Each line below is to be written out in full, exactly as shown.
==================================================
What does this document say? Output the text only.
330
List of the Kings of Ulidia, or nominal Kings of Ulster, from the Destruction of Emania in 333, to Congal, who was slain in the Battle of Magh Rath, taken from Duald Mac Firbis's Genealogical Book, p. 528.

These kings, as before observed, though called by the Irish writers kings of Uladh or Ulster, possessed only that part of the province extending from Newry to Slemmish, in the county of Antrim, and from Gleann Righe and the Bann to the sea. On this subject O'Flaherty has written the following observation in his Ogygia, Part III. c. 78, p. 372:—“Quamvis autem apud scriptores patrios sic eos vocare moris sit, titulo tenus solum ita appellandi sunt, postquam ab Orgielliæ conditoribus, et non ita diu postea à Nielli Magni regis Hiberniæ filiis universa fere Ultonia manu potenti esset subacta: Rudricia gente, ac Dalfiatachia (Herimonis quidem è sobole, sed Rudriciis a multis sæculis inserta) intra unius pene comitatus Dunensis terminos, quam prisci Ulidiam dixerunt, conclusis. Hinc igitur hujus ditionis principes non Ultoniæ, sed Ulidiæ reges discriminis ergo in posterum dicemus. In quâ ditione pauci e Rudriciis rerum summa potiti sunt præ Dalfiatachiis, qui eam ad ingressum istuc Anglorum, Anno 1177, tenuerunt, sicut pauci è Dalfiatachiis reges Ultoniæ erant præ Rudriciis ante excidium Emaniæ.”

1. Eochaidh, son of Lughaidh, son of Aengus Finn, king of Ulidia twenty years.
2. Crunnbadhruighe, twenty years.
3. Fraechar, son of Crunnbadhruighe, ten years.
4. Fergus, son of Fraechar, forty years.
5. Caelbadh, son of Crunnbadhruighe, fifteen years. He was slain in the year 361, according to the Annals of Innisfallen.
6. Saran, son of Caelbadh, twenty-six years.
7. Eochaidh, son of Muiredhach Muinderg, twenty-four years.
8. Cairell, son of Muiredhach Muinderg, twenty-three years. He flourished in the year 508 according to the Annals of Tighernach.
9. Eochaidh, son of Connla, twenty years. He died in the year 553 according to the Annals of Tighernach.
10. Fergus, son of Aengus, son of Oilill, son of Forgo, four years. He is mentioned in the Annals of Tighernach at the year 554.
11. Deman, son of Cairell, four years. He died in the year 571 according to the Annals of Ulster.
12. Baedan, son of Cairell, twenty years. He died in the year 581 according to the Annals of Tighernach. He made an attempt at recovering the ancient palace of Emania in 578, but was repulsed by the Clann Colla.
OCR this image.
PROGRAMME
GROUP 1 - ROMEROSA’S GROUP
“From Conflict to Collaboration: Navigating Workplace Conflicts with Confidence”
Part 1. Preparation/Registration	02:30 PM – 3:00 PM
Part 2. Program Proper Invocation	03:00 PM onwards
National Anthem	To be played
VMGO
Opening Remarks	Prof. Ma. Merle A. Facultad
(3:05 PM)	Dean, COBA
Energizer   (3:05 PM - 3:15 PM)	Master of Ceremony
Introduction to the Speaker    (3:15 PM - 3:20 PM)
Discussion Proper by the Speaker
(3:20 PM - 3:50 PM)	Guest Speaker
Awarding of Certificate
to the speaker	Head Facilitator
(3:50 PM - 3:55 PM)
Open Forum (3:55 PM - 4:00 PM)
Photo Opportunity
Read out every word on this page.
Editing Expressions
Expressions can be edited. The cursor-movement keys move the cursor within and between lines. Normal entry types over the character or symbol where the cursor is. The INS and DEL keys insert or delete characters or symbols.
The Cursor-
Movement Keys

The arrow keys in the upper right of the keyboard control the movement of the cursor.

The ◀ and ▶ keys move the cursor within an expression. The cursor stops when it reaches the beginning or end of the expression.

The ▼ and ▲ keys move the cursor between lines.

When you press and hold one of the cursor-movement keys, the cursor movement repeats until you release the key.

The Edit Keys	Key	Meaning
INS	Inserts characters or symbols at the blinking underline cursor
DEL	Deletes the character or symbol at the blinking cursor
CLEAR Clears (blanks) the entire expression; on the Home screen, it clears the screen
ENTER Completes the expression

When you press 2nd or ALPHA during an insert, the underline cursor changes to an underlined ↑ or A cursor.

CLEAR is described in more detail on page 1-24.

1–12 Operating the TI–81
==================================================
• **Full solution**:
What does this document say? Output the text only.
330
List of the Kings of Ulidia, or nominal Kings of Ulster, from the Destruction of Emania in 333, to Congal, who was slain in the Battle of Magh Rath, taken from Duald Mac Firbis's Genealogical Book, p. 528.

These kings, as before observed, though called by the Irish writers kings of Uladh or Ulster, possessed only that part of the province extending from Newry to Slemmish, in the county of Antrim, and from Gleann Righe and the Bann to the sea. On this subject O'Flaherty has written the following observation in his Ogygia, Part III. c. 78, p. 372:—“Quamvis autem apud scriptores patrios sic eos vocare moris sit, titulo tenus solum ita appellandi sunt, postquam ab Orgielliæ conditoribus, et non ita diu postea à Nielli Magni regis Hiberniæ filiis universa fere Ultonia manu potenti esset subacta: Rudricia gente, ac Dalfiatachia (Herimonis quidem è sobole, sed Rudriciis a multis sæculis inserta) intra unius pene comitatus Dunensis terminos, quam prisci Ulidiam dixerunt, conclusis. Hinc igitur hujus ditionis principes non Ultoniæ, sed Ulidiæ reges discriminis ergo in posterum dicemus. In quâ ditione pauci e Rudriciis rerum summa potiti sunt præ Dalfiatachiis, qui eam ad ingressum istuc Anglorum, Anno 1177, tenuerunt, sicut pauci è Dalfiatachiis reges Ultoniæ erant præ Rudriciis ante excidium Emaniæ.”

1. Eochaidh, son of Lughaidh, son of Aengus Finn, king of Ulidia twenty years.
2. Crunnbadhruighe, twenty years.
3. Fraechar, son of Crunnbadhruighe, ten years.
4. Fergus, son of Fraechar, forty years.
5. Caelbadh, son of Crunnbadhruighe, fifteen years. He was slain in the year 361, according to the Annals of Innisfallen.
6. Saran, son of Caelbadh, twenty-six years.
7. Eochaidh, son of Muiredhach Muinderg, twenty-four years.
8. Cairell, son of Muiredhach Muinderg, twenty-three years. He flourished in the year 508 according to the Annals of Tighernach.
9. Eochaidh, son of Connla, twenty years. He died in the year 553 according to the Annals of Tighernach.
10. Fergus, son of Aengus, son of Oilill, son of Forgo, four years. He is mentioned in the Annals of Tighernach at the year 554.
11. Deman, son of Cairell, four years. He died in the year 571 according to the Annals of Ulster.
12. Baedan, son of Cairell, twenty years. He died in the year 581 according to the Annals of Tighernach. He made an attempt at recovering the ancient palace of Emania in 578, but was repulsed by the Clann Colla.
OCR this image.
PROGRAMME
GROUP 1 - ROMEROSA’S GROUP
“From Conflict to Collaboration: Navigating Workplace Conflicts with Confidence”
Part 1. Preparation/Registration	02:30 PM – 3:00 PM
Part 2. Program Proper Invocation	03:00 PM onwards
National Anthem	To be played
VMGO
Opening Remarks	Prof. Ma. Merle A. Facultad
(3:05 PM)	Dean, COBA
Energizer   (3:05 PM - 3:15 PM)	Master of Ceremony
Introduction to the Speaker    (3:15 PM - 3:20 PM)
Discussion Proper by the Speaker
(3:20 PM - 3:50 PM)	Guest Speaker
Awarding of Certificate
to the speaker	Head Facilitator
(3:50 PM - 3:55 PM)
Open Forum (3:55 PM - 4:00 PM)
Photo Opportunity
Read out every word on this page.
Editing Expressions
Expressions can be edited. The cursor-movement keys move the cursor within and between lines. Normal entry types over the character or symbol where the cursor is. The INS and DEL keys insert or delete characters or symbols.
The Cursor-
Movement Keys

The arrow keys in the upper right of the keyboard control the movement of the cursor.

The ◀ and ▶ keys move the cursor within an expression. The cursor stops when it reaches the beginning or end of the expression.

The ▼ and ▲ keys move the cursor between lines.

When you press and hold one of the cursor-movement keys, the cursor movement repeats until you release the key.

The Edit Keys	Key	Meaning
INS	Inserts characters or symbols at the blinking underline cursor
DEL	Deletes the character or symbol at the blinking cursor
CLEAR Clears (blanks) the entire expression; on the Home screen, it clears the screen
ENTER Completes the expression

When you press 2nd or ALPHA during an insert, the underline cursor changes to an underlined ↑ or A cursor.

CLEAR is described in more detail on page 1-24.

1–12 Operating the TI–81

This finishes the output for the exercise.